_Written exercise_: Every entry here needs to be repeated exactly.

━━━━━━━━━━━━━━━━

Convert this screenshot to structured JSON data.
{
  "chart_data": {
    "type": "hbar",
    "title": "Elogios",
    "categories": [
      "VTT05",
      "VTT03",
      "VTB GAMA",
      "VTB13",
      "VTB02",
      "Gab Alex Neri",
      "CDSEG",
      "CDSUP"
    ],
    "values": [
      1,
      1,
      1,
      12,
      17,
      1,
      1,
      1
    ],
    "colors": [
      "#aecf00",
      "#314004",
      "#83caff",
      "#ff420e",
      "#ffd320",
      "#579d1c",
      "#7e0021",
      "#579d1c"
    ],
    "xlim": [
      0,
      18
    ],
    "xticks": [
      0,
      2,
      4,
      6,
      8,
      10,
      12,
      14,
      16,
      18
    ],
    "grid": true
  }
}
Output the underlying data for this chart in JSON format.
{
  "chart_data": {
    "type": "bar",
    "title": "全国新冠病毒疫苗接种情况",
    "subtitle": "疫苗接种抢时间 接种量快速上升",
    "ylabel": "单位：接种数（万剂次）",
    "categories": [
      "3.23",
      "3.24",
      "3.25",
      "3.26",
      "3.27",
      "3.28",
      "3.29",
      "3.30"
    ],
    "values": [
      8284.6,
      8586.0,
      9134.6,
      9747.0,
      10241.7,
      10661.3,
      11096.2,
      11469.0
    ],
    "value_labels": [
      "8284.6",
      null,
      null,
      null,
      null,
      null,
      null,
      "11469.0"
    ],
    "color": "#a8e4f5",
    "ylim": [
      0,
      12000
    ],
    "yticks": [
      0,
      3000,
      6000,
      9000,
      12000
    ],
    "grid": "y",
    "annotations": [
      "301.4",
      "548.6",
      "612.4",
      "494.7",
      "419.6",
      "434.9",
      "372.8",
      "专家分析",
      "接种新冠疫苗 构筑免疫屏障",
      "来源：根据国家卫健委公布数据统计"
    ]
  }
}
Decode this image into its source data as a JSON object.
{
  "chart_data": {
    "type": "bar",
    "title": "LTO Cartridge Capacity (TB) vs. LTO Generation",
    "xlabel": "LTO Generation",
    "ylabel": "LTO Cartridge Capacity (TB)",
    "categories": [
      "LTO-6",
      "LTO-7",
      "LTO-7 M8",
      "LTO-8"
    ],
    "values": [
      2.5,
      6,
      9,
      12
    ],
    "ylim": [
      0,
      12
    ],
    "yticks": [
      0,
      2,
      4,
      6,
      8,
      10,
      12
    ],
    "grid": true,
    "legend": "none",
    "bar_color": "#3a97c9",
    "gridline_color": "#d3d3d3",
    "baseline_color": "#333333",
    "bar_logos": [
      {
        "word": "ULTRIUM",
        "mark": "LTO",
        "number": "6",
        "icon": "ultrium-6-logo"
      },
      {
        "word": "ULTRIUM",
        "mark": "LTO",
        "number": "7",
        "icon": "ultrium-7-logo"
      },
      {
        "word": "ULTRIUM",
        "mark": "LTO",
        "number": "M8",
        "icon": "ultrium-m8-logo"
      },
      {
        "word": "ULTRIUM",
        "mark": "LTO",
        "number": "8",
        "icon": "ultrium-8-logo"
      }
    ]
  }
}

━━━━━━━━━━━━━━━━

_Output for this exercise_:
Convert this screenshot to structured JSON data.
{
  "chart_data": {
    "type": "hbar",
    "title": "Elogios",
    "categories": [
      "VTT05",
      "VTT03",
      "VTB GAMA",
      "VTB13",
      "VTB02",
      "Gab Alex Neri",
      "CDSEG",
      "CDSUP"
    ],
    "values": [
      1,
      1,
      1,
      12,
      17,
      1,
      1,
      1
    ],
    "colors": [
      "#aecf00",
      "#314004",
      "#83caff",
      "#ff420e",
      "#ffd320",
      "#579d1c",
      "#7e0021",
      "#579d1c"
    ],
    "xlim": [
      0,
      18
    ],
    "xticks": [
      0,
      2,
      4,
      6,
      8,
      10,
      12,
      14,
      16,
      18
    ],
    "grid": true
  }
}
Output the underlying data for this chart in JSON format.
{
  "chart_data": {
    "type": "bar",
    "title": "全国新冠病毒疫苗接种情况",
    "subtitle": "疫苗接种抢时间 接种量快速上升",
    "ylabel": "单位：接种数（万剂次）",
    "categories": [
      "3.23",
      "3.24",
      "3.25",
      "3.26",
      "3.27",
      "3.28",
      "3.29",
      "3.30"
    ],
    "values": [
      8284.6,
      8586.0,
      9134.6,
      9747.0,
      10241.7,
      10661.3,
      11096.2,
      11469.0
    ],
    "value_labels": [
      "8284.6",
      null,
      null,
      null,
      null,
      null,
      null,
      "11469.0"
    ],
    "color": "#a8e4f5",
    "ylim": [
      0,
      12000
    ],
    "yticks": [
      0,
      3000,
      6000,
      9000,
      12000
    ],
    "grid": "y",
    "annotations": [
      "301.4",
      "548.6",
      "612.4",
      "494.7",
      "419.6",
      "434.9",
      "372.8",
      "专家分析",
      "接种新冠疫苗 构筑免疫屏障",
      "来源：根据国家卫健委公布数据统计"
    ]
  }
}
Decode this image into its source data as a JSON object.
{
  "chart_data": {
    "type": "bar",
    "title": "LTO Cartridge Capacity (TB) vs. LTO Generation",
    "xlabel": "LTO Generation",
    "ylabel": "LTO Cartridge Capacity (TB)",
    "categories": [
      "LTO-6",
      "LTO-7",
      "LTO-7 M8",
      "LTO-8"
    ],
    "values": [
      2.5,
      6,
      9,
      12
    ],
    "ylim": [
      0,
      12
    ],
    "yticks": [
      0,
      2,
      4,
      6,
      8,
      10,
      12
    ],
    "grid": true,
    "legend": "none",
    "bar_color": "#3a97c9",
    "gridline_color": "#d3d3d3",
    "baseline_color": "#333333",
    "bar_logos": [
      {
        "word": "ULTRIUM",
        "mark": "LTO",
        "number": "6",
        "icon": "ultrium-6-logo"
      },
      {
        "word": "ULTRIUM",
        "mark": "LTO",
        "number": "7",
        "icon": "ultrium-7-logo"
      },
      {
        "word": "ULTRIUM",
        "mark": "LTO",
        "number": "M8",
        "icon": "ultrium-m8-logo"
      },
      {
        "word": "ULTRIUM",
        "mark": "LTO",
        "number": "8",
        "icon": "ultrium-8-logo"
      }
    ]
  }
}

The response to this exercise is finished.